Images must not appear in your copy; reproduce every other part of the records exactly.

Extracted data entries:
━━━
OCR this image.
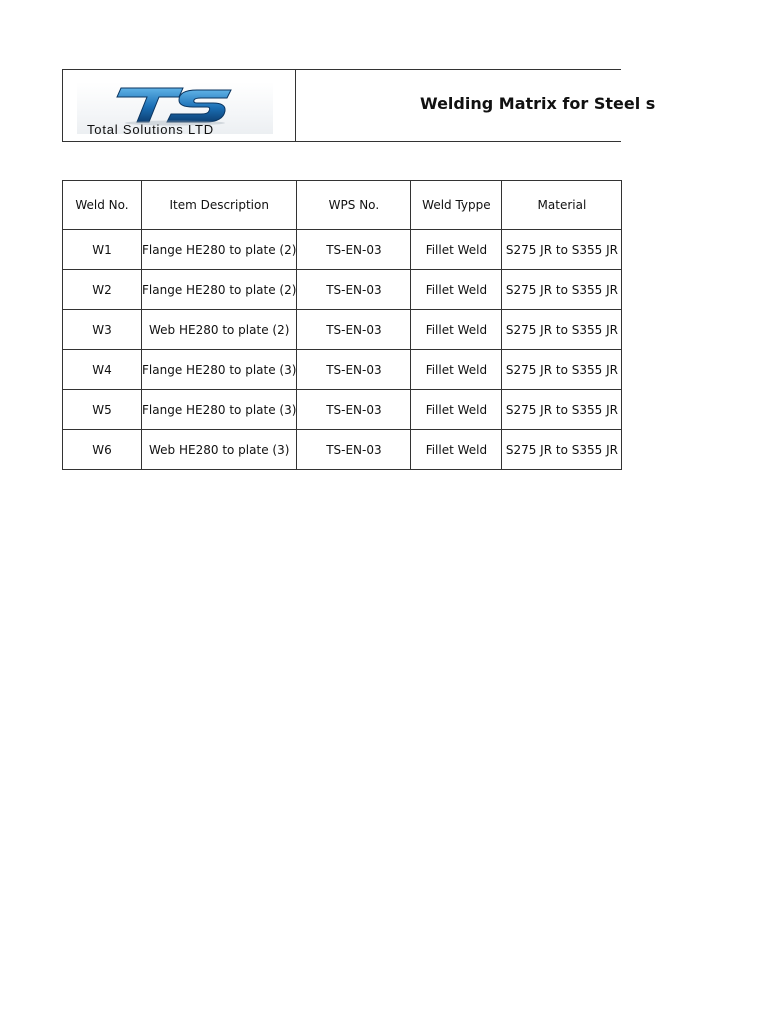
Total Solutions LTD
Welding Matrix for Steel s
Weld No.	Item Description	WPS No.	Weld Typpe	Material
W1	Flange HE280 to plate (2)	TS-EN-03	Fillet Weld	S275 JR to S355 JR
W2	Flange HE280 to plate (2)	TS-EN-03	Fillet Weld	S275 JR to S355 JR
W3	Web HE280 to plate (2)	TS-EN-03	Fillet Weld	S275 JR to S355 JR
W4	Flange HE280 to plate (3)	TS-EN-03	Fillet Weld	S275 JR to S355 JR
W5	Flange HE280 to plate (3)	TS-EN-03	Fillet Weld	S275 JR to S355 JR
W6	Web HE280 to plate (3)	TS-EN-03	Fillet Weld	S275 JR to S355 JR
━━━
__Correct answer__:
OCR this image.
Total Solutions LTD
Welding Matrix for Steel s
Weld No.	Item Description	WPS No.	Weld Typpe	Material
W1	Flange HE280 to plate (2)	TS-EN-03	Fillet Weld	S275 JR to S355 JR
W2	Flange HE280 to plate (2)	TS-EN-03	Fillet Weld	S275 JR to S355 JR
W3	Web HE280 to plate (2)	TS-EN-03	Fillet Weld	S275 JR to S355 JR
W4	Flange HE280 to plate (3)	TS-EN-03	Fillet Weld	S275 JR to S355 JR
W5	Flange HE280 to plate (3)	TS-EN-03	Fillet Weld	S275 JR to S355 JR
W6	Web HE280 to plate (3)	TS-EN-03	Fillet Weld	S275 JR to S355 JR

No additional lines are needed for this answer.